# EXERCISE DIRECTIONS
Below are records; count the lines that contain "元买体育用品" and give only the total.

# ENTRIES
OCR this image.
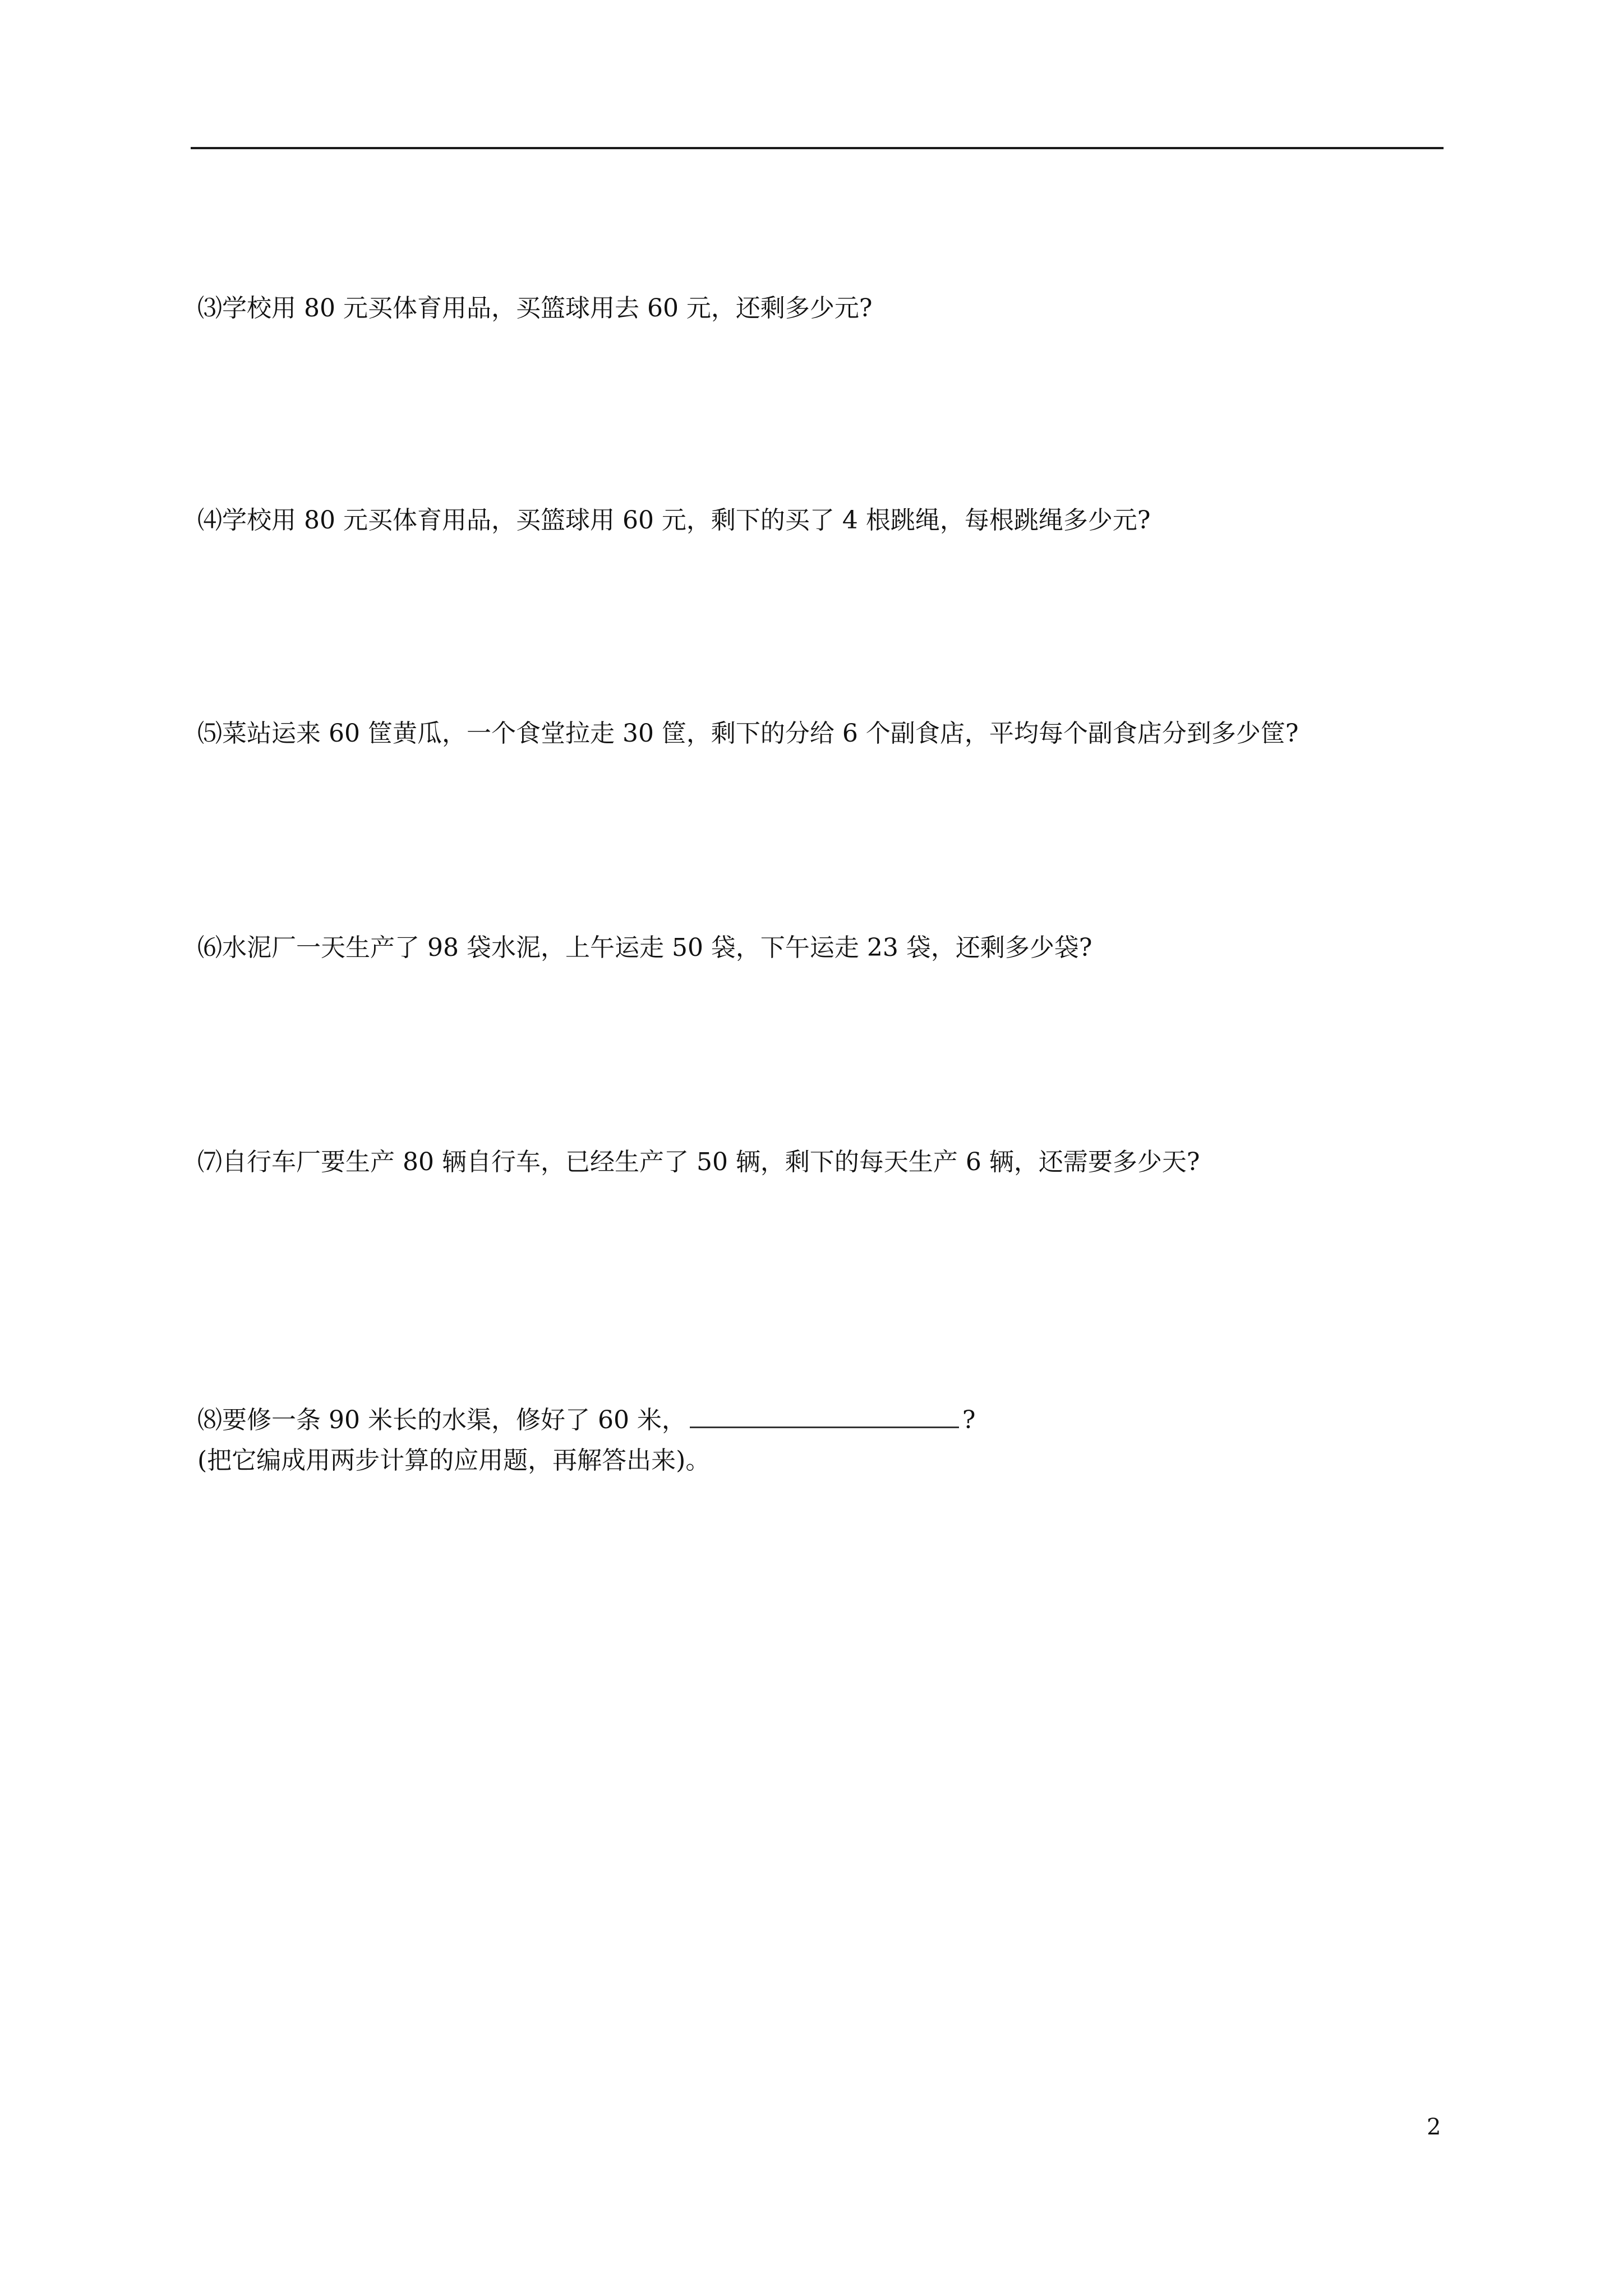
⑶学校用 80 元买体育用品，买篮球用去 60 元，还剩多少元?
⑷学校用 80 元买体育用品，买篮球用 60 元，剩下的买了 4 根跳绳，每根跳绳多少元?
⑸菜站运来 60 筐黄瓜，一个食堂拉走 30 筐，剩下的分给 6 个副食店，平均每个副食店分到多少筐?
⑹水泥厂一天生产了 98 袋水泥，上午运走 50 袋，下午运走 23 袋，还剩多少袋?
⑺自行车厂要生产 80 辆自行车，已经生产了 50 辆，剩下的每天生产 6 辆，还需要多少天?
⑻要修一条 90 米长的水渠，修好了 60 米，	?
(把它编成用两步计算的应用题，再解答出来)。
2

# CORRECT RESPONSE
2